** START OF EXCERPTED DATA **

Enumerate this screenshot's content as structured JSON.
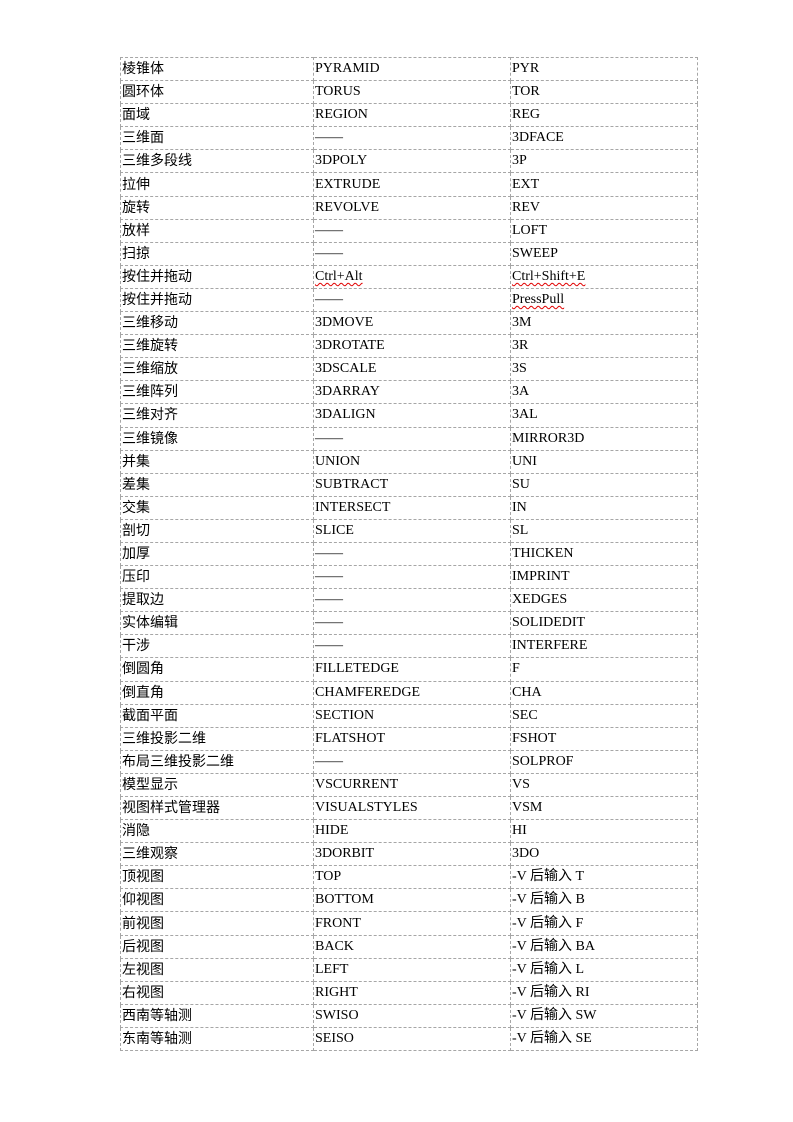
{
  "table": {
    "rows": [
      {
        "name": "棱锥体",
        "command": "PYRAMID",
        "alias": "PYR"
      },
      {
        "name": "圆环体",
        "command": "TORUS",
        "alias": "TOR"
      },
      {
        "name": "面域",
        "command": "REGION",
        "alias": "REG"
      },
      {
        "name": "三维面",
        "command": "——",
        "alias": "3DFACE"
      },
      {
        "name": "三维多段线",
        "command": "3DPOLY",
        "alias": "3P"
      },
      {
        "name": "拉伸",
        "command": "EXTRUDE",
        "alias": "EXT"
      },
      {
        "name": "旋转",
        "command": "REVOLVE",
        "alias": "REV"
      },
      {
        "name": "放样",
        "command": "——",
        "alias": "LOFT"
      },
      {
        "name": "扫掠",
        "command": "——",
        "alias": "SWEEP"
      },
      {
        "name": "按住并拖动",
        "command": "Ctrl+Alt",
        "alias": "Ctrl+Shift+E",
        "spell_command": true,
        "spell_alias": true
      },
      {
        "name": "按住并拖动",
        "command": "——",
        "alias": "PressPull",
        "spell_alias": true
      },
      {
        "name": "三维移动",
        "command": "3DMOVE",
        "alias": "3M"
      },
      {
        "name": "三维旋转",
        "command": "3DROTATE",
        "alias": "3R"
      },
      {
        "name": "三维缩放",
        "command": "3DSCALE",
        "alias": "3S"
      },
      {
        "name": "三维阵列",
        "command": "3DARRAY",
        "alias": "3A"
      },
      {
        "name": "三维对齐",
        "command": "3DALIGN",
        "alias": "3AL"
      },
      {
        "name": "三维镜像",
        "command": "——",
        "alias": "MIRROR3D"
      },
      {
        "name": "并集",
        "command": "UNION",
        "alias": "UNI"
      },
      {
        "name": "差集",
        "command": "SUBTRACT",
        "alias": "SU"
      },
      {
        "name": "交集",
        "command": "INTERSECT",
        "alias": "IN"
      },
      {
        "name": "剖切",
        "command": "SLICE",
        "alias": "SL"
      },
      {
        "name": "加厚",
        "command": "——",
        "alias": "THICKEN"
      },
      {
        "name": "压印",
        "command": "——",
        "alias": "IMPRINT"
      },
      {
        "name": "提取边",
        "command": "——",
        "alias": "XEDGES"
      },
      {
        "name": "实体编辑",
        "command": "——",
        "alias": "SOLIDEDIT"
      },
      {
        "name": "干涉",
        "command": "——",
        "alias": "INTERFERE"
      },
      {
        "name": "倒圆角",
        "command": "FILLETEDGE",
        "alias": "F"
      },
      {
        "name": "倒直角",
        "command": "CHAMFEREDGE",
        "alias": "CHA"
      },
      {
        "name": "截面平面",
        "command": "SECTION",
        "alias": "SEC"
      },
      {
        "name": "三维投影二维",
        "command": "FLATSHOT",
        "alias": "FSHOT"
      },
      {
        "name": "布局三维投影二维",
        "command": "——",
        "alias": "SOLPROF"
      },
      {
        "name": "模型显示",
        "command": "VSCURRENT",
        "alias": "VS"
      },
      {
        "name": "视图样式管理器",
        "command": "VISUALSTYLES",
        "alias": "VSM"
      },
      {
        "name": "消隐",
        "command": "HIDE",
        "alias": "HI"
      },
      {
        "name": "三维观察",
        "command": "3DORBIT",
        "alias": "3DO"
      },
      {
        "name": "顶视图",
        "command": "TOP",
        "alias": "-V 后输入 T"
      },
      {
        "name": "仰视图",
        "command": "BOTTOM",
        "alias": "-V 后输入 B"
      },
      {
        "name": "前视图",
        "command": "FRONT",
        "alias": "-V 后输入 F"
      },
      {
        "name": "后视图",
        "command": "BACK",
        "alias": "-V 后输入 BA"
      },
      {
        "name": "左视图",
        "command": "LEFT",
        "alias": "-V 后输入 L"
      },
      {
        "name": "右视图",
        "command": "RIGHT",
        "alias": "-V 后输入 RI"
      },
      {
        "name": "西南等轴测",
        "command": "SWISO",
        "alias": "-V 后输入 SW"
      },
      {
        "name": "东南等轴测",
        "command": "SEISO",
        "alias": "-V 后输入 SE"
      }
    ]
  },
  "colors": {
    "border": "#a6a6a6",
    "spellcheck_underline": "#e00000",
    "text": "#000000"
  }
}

** END OF EXCERPTED DATA **
** START OF EXCERPTED DATA **

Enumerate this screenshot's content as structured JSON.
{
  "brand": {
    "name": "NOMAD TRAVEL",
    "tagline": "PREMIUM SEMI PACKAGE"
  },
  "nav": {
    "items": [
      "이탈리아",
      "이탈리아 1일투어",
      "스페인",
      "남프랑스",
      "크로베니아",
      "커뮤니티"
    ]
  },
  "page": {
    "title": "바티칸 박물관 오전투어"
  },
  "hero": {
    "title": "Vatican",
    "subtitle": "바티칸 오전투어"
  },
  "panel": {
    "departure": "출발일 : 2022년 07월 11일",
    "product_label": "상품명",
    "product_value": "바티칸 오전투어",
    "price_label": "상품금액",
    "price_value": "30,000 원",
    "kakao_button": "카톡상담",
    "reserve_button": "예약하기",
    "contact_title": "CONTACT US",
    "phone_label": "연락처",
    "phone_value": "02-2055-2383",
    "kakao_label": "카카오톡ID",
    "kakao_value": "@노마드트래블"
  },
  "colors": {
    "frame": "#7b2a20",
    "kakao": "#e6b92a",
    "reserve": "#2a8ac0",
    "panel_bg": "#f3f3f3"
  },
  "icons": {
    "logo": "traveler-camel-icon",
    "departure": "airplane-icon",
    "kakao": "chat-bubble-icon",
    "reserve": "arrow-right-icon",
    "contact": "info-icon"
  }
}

** END OF EXCERPTED DATA **

TO BE DONE:
Find each line that has the word "departure", then copy it out.

SOLUTION:
    "departure": "출발일 : 2022년 07월 11일",
    "departure": "airplane-icon",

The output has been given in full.